Exercise prompt — Give back the entire listing verbatim.

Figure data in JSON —
------------------------
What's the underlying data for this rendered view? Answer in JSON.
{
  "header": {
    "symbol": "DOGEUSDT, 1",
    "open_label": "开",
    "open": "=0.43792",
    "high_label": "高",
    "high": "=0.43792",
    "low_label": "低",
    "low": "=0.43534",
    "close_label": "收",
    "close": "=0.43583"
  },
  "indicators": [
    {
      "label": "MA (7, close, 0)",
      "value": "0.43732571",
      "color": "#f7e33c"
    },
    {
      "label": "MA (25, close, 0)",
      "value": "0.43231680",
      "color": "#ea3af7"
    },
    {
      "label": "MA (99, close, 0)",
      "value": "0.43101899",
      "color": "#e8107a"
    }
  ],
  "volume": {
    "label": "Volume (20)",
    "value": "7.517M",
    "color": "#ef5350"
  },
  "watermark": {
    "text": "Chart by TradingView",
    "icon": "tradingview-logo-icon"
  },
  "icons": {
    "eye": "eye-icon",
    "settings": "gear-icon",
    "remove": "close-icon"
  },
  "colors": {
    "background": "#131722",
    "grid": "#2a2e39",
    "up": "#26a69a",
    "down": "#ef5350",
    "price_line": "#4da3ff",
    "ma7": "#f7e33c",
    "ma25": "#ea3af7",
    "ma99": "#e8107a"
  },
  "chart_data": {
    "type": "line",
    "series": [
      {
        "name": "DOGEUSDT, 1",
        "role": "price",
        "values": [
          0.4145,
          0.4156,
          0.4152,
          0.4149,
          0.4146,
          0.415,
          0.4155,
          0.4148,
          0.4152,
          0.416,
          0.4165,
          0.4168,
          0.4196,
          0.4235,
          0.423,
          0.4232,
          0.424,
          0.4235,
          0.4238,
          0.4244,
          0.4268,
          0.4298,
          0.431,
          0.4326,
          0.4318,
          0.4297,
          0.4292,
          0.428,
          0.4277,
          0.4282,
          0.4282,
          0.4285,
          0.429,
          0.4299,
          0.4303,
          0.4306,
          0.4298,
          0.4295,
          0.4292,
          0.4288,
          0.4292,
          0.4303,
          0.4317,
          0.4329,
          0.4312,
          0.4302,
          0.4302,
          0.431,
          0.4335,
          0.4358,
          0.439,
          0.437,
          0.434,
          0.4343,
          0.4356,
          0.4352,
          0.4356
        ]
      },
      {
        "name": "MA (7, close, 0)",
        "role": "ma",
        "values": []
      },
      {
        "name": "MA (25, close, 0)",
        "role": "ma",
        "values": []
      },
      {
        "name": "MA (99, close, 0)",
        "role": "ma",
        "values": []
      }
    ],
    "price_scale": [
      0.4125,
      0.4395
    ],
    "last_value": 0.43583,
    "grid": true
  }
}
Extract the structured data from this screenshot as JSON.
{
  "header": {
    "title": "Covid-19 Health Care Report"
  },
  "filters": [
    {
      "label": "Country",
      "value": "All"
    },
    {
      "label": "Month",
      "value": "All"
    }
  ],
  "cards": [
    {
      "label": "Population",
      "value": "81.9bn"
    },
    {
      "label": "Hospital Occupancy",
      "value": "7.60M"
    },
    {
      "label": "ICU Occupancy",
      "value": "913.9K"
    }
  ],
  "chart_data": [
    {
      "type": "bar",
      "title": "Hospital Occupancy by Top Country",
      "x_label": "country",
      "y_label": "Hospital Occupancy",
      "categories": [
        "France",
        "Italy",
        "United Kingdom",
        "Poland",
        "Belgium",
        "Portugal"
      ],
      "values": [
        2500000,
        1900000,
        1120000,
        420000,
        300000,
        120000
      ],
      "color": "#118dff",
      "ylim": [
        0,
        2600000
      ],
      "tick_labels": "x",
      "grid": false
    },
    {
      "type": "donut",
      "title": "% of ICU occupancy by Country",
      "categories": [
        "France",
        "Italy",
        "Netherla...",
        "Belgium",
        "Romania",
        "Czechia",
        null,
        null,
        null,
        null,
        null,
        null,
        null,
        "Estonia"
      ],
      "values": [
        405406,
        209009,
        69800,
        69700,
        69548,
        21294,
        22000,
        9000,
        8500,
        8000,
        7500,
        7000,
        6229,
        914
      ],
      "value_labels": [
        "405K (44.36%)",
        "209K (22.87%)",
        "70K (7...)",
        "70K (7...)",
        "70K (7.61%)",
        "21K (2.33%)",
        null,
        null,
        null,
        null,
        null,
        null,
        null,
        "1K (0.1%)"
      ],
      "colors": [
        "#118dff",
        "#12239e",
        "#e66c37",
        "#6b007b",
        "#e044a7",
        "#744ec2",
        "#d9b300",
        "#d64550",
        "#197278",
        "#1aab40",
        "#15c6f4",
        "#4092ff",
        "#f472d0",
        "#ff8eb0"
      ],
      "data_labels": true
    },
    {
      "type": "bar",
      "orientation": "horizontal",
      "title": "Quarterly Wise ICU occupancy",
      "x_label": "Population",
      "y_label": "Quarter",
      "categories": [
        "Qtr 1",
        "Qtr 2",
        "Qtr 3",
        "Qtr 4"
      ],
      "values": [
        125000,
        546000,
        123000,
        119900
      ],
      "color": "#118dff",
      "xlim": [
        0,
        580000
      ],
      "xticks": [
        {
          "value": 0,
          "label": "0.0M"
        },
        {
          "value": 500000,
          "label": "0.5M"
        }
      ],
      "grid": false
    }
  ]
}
------------------------
Final answer —
What's the underlying data for this rendered view? Answer in JSON.
{
  "header": {
    "symbol": "DOGEUSDT, 1",
    "open_label": "开",
    "open": "=0.43792",
    "high_label": "高",
    "high": "=0.43792",
    "low_label": "低",
    "low": "=0.43534",
    "close_label": "收",
    "close": "=0.43583"
  },
  "indicators": [
    {
      "label": "MA (7, close, 0)",
      "value": "0.43732571",
      "color": "#f7e33c"
    },
    {
      "label": "MA (25, close, 0)",
      "value": "0.43231680",
      "color": "#ea3af7"
    },
    {
      "label": "MA (99, close, 0)",
      "value": "0.43101899",
      "color": "#e8107a"
    }
  ],
  "volume": {
    "label": "Volume (20)",
    "value": "7.517M",
    "color": "#ef5350"
  },
  "watermark": {
    "text": "Chart by TradingView",
    "icon": "tradingview-logo-icon"
  },
  "icons": {
    "eye": "eye-icon",
    "settings": "gear-icon",
    "remove": "close-icon"
  },
  "colors": {
    "background": "#131722",
    "grid": "#2a2e39",
    "up": "#26a69a",
    "down": "#ef5350",
    "price_line": "#4da3ff",
    "ma7": "#f7e33c",
    "ma25": "#ea3af7",
    "ma99": "#e8107a"
  },
  "chart_data": {
    "type": "line",
    "series": [
      {
        "name": "DOGEUSDT, 1",
        "role": "price",
        "values": [
          0.4145,
          0.4156,
          0.4152,
          0.4149,
          0.4146,
          0.415,
          0.4155,
          0.4148,
          0.4152,
          0.416,
          0.4165,
          0.4168,
          0.4196,
          0.4235,
          0.423,
          0.4232,
          0.424,
          0.4235,
          0.4238,
          0.4244,
          0.4268,
          0.4298,
          0.431,
          0.4326,
          0.4318,
          0.4297,
          0.4292,
          0.428,
          0.4277,
          0.4282,
          0.4282,
          0.4285,
          0.429,
          0.4299,
          0.4303,
          0.4306,
          0.4298,
          0.4295,
          0.4292,
          0.4288,
          0.4292,
          0.4303,
          0.4317,
          0.4329,
          0.4312,
          0.4302,
          0.4302,
          0.431,
          0.4335,
          0.4358,
          0.439,
          0.437,
          0.434,
          0.4343,
          0.4356,
          0.4352,
          0.4356
        ]
      },
      {
        "name": "MA (7, close, 0)",
        "role": "ma",
        "values": []
      },
      {
        "name": "MA (25, close, 0)",
        "role": "ma",
        "values": []
      },
      {
        "name": "MA (99, close, 0)",
        "role": "ma",
        "values": []
      }
    ],
    "price_scale": [
      0.4125,
      0.4395
    ],
    "last_value": 0.43583,
    "grid": true
  }
}
Extract the structured data from this screenshot as JSON.
{
  "header": {
    "title": "Covid-19 Health Care Report"
  },
  "filters": [
    {
      "label": "Country",
      "value": "All"
    },
    {
      "label": "Month",
      "value": "All"
    }
  ],
  "cards": [
    {
      "label": "Population",
      "value": "81.9bn"
    },
    {
      "label": "Hospital Occupancy",
      "value": "7.60M"
    },
    {
      "label": "ICU Occupancy",
      "value": "913.9K"
    }
  ],
  "chart_data": [
    {
      "type": "bar",
      "title": "Hospital Occupancy by Top Country",
      "x_label": "country",
      "y_label": "Hospital Occupancy",
      "categories": [
        "France",
        "Italy",
        "United Kingdom",
        "Poland",
        "Belgium",
        "Portugal"
      ],
      "values": [
        2500000,
        1900000,
        1120000,
        420000,
        300000,
        120000
      ],
      "color": "#118dff",
      "ylim": [
        0,
        2600000
      ],
      "tick_labels": "x",
      "grid": false
    },
    {
      "type": "donut",
      "title": "% of ICU occupancy by Country",
      "categories": [
        "France",
        "Italy",
        "Netherla...",
        "Belgium",
        "Romania",
        "Czechia",
        null,
        null,
        null,
        null,
        null,
        null,
        null,
        "Estonia"
      ],
      "values": [
        405406,
        209009,
        69800,
        69700,
        69548,
        21294,
        22000,
        9000,
        8500,
        8000,
        7500,
        7000,
        6229,
        914
      ],
      "value_labels": [
        "405K (44.36%)",
        "209K (22.87%)",
        "70K (7...)",
        "70K (7...)",
        "70K (7.61%)",
        "21K (2.33%)",
        null,
        null,
        null,
        null,
        null,
        null,
        null,
        "1K (0.1%)"
      ],
      "colors": [
        "#118dff",
        "#12239e",
        "#e66c37",
        "#6b007b",
        "#e044a7",
        "#744ec2",
        "#d9b300",
        "#d64550",
        "#197278",
        "#1aab40",
        "#15c6f4",
        "#4092ff",
        "#f472d0",
        "#ff8eb0"
      ],
      "data_labels": true
    },
    {
      "type": "bar",
      "orientation": "horizontal",
      "title": "Quarterly Wise ICU occupancy",
      "x_label": "Population",
      "y_label": "Quarter",
      "categories": [
        "Qtr 1",
        "Qtr 2",
        "Qtr 3",
        "Qtr 4"
      ],
      "values": [
        125000,
        546000,
        123000,
        119900
      ],
      "color": "#118dff",
      "xlim": [
        0,
        580000
      ],
      "xticks": [
        {
          "value": 0,
          "label": "0.0M"
        },
        {
          "value": 500000,
          "label": "0.5M"
        }
      ],
      "grid": false
    }
  ]
}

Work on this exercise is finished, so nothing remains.